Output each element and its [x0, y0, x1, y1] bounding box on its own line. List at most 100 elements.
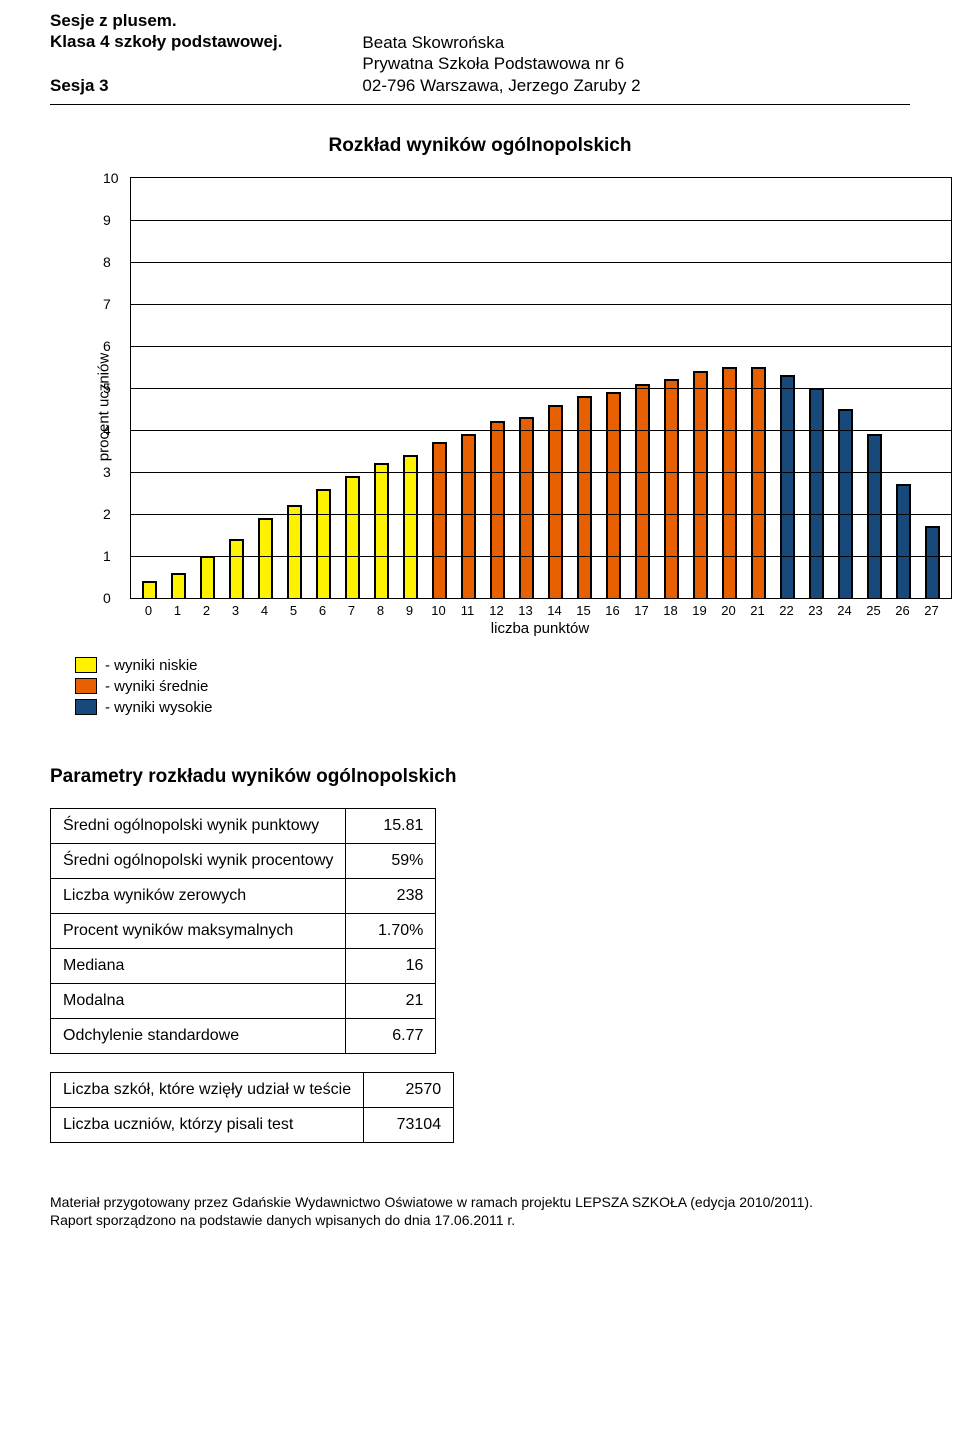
x-tick: 6	[315, 603, 330, 618]
bar	[403, 455, 418, 598]
x-tick: 26	[895, 603, 910, 618]
param-label: Modalna	[51, 983, 346, 1018]
table-row: Liczba szkół, które wzięły udział w teśc…	[51, 1072, 454, 1107]
params-table: Średni ogólnopolski wynik punktowy15.81Ś…	[50, 808, 436, 1054]
x-tick: 5	[286, 603, 301, 618]
param-value: 2570	[364, 1072, 454, 1107]
chart-legend: - wyniki niskie - wyniki średnie - wyniki …	[75, 657, 910, 716]
footer-line1: Materiał przygotowany przez Gdańskie Wyd…	[50, 1193, 910, 1211]
y-tick: 6	[103, 338, 111, 354]
grid-line	[131, 556, 951, 557]
param-value: 238	[346, 878, 436, 913]
param-label: Średni ogólnopolski wynik punktowy	[51, 808, 346, 843]
x-tick: 19	[692, 603, 707, 618]
x-tick: 14	[547, 603, 562, 618]
grid-line	[131, 346, 951, 347]
bar	[838, 409, 853, 598]
bar	[490, 421, 505, 597]
bar	[751, 367, 766, 598]
y-tick: 10	[103, 170, 119, 186]
x-tick: 8	[373, 603, 388, 618]
session-label: Sesja 3	[50, 75, 282, 96]
bar-chart: 012345678910	[130, 177, 952, 599]
x-tick: 20	[721, 603, 736, 618]
bar	[577, 396, 592, 598]
y-tick: 1	[103, 548, 111, 564]
y-tick: 8	[103, 254, 111, 270]
x-tick: 15	[576, 603, 591, 618]
x-tick: 17	[634, 603, 649, 618]
x-tick: 23	[808, 603, 823, 618]
legend-label: - wyniki niskie	[105, 657, 198, 674]
x-tick: 3	[228, 603, 243, 618]
legend-swatch	[75, 699, 97, 715]
x-tick: 9	[402, 603, 417, 618]
bar	[635, 384, 650, 598]
legend-item: - wyniki średnie	[75, 678, 910, 695]
params-title: Parametry rozkładu wyników ogólnopolskic…	[50, 766, 910, 788]
param-value: 59%	[346, 843, 436, 878]
bar	[200, 556, 215, 598]
legend-item: - wyniki niskie	[75, 657, 910, 674]
x-tick: 7	[344, 603, 359, 618]
x-tick: 11	[460, 603, 475, 618]
bar	[461, 434, 476, 598]
bar	[258, 518, 273, 598]
params-table-2: Liczba szkół, które wzięły udział w teśc…	[50, 1072, 454, 1143]
param-label: Odchylenie standardowe	[51, 1018, 346, 1053]
bar	[606, 392, 621, 598]
bar	[432, 442, 447, 597]
bar	[229, 539, 244, 598]
page-header: Sesje z plusem. Klasa 4 szkoły podstawow…	[50, 10, 910, 105]
bar	[693, 371, 708, 598]
grid-line	[131, 514, 951, 515]
footer: Materiał przygotowany przez Gdańskie Wyd…	[50, 1193, 910, 1229]
y-tick: 9	[103, 212, 111, 228]
bar	[345, 476, 360, 598]
legend-item: - wyniki wysokie	[75, 699, 910, 716]
x-tick: 25	[866, 603, 881, 618]
x-tick: 27	[924, 603, 939, 618]
grid-line	[131, 472, 951, 473]
grid-line	[131, 430, 951, 431]
y-tick: 7	[103, 296, 111, 312]
legend-swatch	[75, 678, 97, 694]
table-row: Procent wyników maksymalnych1.70%	[51, 913, 436, 948]
table-row: Średni ogólnopolski wynik procentowy59%	[51, 843, 436, 878]
param-label: Liczba uczniów, którzy pisali test	[51, 1107, 364, 1142]
param-label: Liczba szkół, które wzięły udział w teśc…	[51, 1072, 364, 1107]
legend-swatch	[75, 657, 97, 673]
table-row: Średni ogólnopolski wynik punktowy15.81	[51, 808, 436, 843]
bar	[809, 388, 824, 598]
bar	[519, 417, 534, 598]
table-row: Liczba uczniów, którzy pisali test73104	[51, 1107, 454, 1142]
x-tick: 18	[663, 603, 678, 618]
bar	[664, 379, 679, 597]
bar	[316, 489, 331, 598]
bar	[548, 405, 563, 598]
table-row: Liczba wyników zerowych238	[51, 878, 436, 913]
x-axis-label: liczba punktów	[130, 620, 950, 637]
param-value: 1.70%	[346, 913, 436, 948]
footer-line2: Raport sporządzono na podstawie danych w…	[50, 1211, 910, 1229]
legend-label: - wyniki średnie	[105, 678, 208, 695]
author: Beata Skowrońska	[362, 32, 910, 53]
bar	[780, 375, 795, 598]
bar	[896, 484, 911, 597]
param-value: 21	[346, 983, 436, 1018]
x-tick: 16	[605, 603, 620, 618]
chart-container: procent uczniów 012345678910 01234567891…	[90, 177, 910, 637]
param-value: 16	[346, 948, 436, 983]
y-axis-label: procent uczniów	[96, 353, 113, 461]
address: 02-796 Warszawa, Jerzego Zaruby 2	[362, 75, 910, 96]
y-tick: 3	[103, 464, 111, 480]
param-label: Średni ogólnopolski wynik procentowy	[51, 843, 346, 878]
school: Prywatna Szkoła Podstawowa nr 6	[362, 53, 910, 74]
x-tick: 24	[837, 603, 852, 618]
bar	[722, 367, 737, 598]
x-tick: 10	[431, 603, 446, 618]
chart-title: Rozkład wyników ogólnopolskich	[50, 135, 910, 157]
y-tick: 5	[103, 380, 111, 396]
bar	[287, 505, 302, 597]
x-tick: 13	[518, 603, 533, 618]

******

• Aufgabe
Gib die Zeilen von der Zeile mit „603, 330, 618]“ bis zur Zeile mit „808, 346, 843]“, beide eingeschlossen, als Markdown-Tabelle mit den Spalten „Nr“ und „Inhalt“ aus. Leere Zeilen lässt du weg.

• Lösung
| Nr | Inhalt |
|---|---|
| 1 | x-tick: 6	[315, 603, 330, 618] |
| 2 | bar	[403, 455, 418, 598] |
| 3 | x-tick: 26	[895, 603, 910, 618] |
| 4 | param-label: Modalna	[51, 983, 346, 1018] |
| 5 | table-row: Liczba szkół, które wzięły udział w teśc…	[51, 1072, 454, 1107] |
| 6 | params-table: Średni ogólnopolski wynik punktowy15.81Ś…	[50, 808, 436, 1054] |
| 7 | x-tick: 5	[286, 603, 301, 618] |
| 8 | param-value: 2570	[364, 1072, 454, 1107] |
| 9 | chart-legend: - wyniki niskie - wyniki średnie - wyniki …	[75, 657, 910, 716] |
| 10 | footer-line1: Materiał przygotowany przez Gdańskie Wyd…	[50, 1193, 910, 1211] |
| 11 | y-tick: 6	[103, 338, 111, 354] |
| 12 | grid-line	[131, 556, 951, 557] |
| 13 | param-value: 238	[346, 878, 436, 913] |
| 14 | param-label: Średni ogólnopolski wynik punktowy	[51, 808, 346, 843] |